(Dataset entries)
▼

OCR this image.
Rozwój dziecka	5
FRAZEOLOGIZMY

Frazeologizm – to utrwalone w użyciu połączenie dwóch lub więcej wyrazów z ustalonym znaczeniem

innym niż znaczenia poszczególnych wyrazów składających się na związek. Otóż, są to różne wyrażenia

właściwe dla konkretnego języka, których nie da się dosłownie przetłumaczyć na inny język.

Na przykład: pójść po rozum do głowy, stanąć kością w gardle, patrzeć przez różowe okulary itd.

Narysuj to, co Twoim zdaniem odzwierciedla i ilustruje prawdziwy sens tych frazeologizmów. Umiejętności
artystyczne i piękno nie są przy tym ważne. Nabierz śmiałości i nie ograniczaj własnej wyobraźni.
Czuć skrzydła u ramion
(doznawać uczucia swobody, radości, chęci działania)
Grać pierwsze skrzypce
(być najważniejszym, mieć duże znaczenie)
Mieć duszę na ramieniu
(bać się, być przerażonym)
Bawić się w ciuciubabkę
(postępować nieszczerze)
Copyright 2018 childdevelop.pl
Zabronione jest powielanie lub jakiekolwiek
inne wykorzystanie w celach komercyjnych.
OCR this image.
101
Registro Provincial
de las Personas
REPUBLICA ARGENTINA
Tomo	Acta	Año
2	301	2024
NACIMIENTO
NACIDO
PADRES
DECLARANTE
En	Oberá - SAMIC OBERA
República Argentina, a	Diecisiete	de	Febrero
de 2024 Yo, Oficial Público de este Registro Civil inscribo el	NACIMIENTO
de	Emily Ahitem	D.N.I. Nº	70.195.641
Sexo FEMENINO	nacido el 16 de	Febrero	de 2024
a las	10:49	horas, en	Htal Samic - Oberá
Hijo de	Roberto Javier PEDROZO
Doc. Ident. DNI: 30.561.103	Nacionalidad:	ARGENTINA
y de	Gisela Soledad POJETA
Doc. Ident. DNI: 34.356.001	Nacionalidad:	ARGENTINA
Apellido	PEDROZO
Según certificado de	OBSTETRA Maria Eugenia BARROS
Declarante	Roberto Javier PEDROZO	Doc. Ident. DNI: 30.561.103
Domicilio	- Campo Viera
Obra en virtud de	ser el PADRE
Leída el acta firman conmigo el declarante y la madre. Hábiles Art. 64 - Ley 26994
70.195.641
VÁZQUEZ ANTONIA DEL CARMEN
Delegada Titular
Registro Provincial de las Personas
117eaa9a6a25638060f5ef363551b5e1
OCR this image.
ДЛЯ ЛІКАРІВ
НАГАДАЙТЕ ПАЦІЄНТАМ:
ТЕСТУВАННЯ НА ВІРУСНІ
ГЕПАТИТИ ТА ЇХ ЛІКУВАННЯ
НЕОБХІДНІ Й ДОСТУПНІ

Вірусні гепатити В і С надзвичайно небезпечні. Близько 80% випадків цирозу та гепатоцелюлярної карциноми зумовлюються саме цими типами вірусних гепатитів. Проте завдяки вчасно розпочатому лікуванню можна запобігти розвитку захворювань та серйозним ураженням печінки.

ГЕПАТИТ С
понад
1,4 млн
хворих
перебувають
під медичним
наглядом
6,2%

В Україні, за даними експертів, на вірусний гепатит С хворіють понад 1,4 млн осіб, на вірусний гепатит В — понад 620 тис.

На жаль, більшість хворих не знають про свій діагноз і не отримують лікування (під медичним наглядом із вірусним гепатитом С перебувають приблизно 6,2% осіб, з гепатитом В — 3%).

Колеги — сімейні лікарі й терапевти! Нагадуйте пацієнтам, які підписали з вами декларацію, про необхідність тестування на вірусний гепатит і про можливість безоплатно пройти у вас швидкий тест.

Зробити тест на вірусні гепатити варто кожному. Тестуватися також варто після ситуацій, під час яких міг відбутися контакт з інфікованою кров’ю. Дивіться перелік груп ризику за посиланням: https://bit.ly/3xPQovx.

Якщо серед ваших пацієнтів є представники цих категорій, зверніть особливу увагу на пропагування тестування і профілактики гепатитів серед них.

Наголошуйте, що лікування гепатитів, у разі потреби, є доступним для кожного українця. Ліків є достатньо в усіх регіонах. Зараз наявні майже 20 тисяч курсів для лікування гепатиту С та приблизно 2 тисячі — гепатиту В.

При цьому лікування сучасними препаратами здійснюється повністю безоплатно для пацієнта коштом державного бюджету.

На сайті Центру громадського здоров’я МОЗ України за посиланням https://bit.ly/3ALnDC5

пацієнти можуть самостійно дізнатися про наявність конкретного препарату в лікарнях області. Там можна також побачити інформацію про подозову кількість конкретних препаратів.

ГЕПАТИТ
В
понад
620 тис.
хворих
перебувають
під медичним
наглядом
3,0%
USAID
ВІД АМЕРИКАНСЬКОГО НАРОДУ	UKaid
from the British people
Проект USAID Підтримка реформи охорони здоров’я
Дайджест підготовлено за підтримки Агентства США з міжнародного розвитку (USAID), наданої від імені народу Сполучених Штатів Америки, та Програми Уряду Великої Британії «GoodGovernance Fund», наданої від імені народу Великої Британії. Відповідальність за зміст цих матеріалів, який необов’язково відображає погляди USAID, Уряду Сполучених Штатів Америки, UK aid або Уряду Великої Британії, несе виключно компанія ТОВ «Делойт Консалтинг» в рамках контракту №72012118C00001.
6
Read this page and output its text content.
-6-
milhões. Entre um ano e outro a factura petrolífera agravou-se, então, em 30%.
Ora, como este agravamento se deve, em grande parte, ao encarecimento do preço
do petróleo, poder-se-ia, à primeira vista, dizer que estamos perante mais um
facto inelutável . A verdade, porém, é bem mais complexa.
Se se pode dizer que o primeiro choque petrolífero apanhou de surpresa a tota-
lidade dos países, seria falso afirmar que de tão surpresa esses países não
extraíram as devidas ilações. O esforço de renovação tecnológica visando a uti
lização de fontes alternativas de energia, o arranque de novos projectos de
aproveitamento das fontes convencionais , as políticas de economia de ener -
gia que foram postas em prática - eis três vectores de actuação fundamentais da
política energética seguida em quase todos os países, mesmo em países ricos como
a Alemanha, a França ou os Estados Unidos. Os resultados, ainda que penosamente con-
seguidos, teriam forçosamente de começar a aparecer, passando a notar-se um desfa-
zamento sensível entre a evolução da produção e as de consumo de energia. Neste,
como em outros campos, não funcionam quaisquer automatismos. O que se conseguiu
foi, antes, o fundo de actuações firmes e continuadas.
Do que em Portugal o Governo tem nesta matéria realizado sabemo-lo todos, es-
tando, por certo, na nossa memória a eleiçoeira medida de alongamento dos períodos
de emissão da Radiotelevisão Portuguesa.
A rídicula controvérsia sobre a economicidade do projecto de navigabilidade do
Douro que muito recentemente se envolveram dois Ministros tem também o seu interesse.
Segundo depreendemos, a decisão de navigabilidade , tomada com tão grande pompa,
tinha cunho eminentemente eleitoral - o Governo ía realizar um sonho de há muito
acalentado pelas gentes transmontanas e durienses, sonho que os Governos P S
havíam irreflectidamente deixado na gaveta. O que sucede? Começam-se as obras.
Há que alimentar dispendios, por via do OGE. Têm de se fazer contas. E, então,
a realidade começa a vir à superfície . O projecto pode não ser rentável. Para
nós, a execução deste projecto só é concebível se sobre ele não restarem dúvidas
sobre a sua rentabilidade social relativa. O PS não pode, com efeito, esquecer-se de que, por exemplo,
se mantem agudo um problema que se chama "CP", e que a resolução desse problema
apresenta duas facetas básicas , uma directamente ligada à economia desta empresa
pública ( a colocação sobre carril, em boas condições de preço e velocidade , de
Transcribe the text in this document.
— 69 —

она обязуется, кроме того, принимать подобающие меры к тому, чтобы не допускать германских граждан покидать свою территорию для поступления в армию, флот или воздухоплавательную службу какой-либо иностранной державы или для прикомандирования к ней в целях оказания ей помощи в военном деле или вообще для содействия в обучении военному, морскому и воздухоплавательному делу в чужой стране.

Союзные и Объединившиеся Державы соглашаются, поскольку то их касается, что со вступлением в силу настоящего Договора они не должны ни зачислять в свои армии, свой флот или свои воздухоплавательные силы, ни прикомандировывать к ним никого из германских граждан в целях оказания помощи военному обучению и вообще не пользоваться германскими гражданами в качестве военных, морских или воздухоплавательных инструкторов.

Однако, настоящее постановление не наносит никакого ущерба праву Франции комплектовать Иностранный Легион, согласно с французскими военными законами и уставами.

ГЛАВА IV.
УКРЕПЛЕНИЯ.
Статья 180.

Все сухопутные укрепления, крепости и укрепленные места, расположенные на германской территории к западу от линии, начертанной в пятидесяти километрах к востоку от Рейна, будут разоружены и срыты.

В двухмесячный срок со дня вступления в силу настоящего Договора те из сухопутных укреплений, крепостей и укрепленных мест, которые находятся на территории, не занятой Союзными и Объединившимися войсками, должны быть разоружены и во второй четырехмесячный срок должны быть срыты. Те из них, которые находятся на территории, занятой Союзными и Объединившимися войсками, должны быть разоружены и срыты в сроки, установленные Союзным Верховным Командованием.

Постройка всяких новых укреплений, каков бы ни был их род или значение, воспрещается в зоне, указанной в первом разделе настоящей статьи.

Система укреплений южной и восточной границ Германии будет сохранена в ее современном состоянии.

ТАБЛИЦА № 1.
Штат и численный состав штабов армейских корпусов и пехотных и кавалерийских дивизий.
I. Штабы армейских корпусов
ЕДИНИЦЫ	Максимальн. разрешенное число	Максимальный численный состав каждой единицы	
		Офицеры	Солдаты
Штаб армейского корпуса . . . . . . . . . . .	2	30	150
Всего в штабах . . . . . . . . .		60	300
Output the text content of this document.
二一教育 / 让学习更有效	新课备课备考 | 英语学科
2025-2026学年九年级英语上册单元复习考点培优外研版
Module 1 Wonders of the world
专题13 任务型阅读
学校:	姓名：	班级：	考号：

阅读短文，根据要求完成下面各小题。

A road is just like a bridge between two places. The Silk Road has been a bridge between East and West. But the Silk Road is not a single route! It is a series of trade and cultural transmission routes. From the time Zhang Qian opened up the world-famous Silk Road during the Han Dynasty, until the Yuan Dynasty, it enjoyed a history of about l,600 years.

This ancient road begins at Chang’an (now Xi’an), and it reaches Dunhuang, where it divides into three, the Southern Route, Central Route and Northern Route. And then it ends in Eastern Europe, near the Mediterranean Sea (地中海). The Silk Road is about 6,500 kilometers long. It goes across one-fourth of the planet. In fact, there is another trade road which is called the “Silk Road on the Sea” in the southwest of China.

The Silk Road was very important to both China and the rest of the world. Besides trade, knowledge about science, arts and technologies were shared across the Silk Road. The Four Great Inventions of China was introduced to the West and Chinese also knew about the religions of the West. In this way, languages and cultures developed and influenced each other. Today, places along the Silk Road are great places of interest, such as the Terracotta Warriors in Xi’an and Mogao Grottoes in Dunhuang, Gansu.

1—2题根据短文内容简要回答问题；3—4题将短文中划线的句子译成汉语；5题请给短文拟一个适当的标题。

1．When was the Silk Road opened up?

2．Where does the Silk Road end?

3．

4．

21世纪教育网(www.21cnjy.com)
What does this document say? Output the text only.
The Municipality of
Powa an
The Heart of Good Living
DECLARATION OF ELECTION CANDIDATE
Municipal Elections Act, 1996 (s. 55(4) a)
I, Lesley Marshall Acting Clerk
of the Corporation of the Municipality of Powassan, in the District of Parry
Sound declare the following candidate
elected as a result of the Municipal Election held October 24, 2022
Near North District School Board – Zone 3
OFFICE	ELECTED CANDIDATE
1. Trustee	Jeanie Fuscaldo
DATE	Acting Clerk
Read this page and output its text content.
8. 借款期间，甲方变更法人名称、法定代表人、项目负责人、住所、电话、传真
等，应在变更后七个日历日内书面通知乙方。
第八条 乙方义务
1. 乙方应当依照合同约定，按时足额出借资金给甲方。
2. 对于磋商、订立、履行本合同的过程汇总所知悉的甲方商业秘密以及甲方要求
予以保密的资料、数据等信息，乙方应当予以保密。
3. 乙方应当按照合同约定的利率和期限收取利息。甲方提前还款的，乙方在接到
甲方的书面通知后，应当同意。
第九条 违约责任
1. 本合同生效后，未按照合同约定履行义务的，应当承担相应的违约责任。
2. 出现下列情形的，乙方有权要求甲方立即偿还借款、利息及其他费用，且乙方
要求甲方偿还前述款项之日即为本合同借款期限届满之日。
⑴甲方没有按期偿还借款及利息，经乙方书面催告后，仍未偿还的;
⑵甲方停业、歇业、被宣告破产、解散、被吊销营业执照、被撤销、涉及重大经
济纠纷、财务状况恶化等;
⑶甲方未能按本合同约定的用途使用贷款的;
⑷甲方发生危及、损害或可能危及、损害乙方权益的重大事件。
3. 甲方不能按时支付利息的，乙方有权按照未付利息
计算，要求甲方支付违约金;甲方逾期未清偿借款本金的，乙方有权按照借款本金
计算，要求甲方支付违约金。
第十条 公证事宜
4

▲

WHAT YOU NEED TO DO: Copy out each line of the material that holds the word "военному".

FULL ANSWER:
она обязуется, кроме того, принимать подобающие меры к тому, чтобы не допускать германских граждан покидать свою территорию для поступления в армию, флот или воздухоплавательную службу какой-либо иностранной державы или для прикомандирования к ней в целях оказания ей помощи в военном деле или вообще для содействия в обучении военному, морскому и воздухоплавательному делу в чужой стране.
Союзные и Объединившиеся Державы соглашаются, поскольку то их касается, что со вступлением в силу настоящего Договора они не должны ни зачислять в свои армии, свой флот или свои воздухоплавательные силы, ни прикомандировывать к ним никого из германских граждан в целях оказания помощи военному обучению и вообще не пользоваться германскими гражданами в качестве военных, морских или воздухоплавательных инструкторов.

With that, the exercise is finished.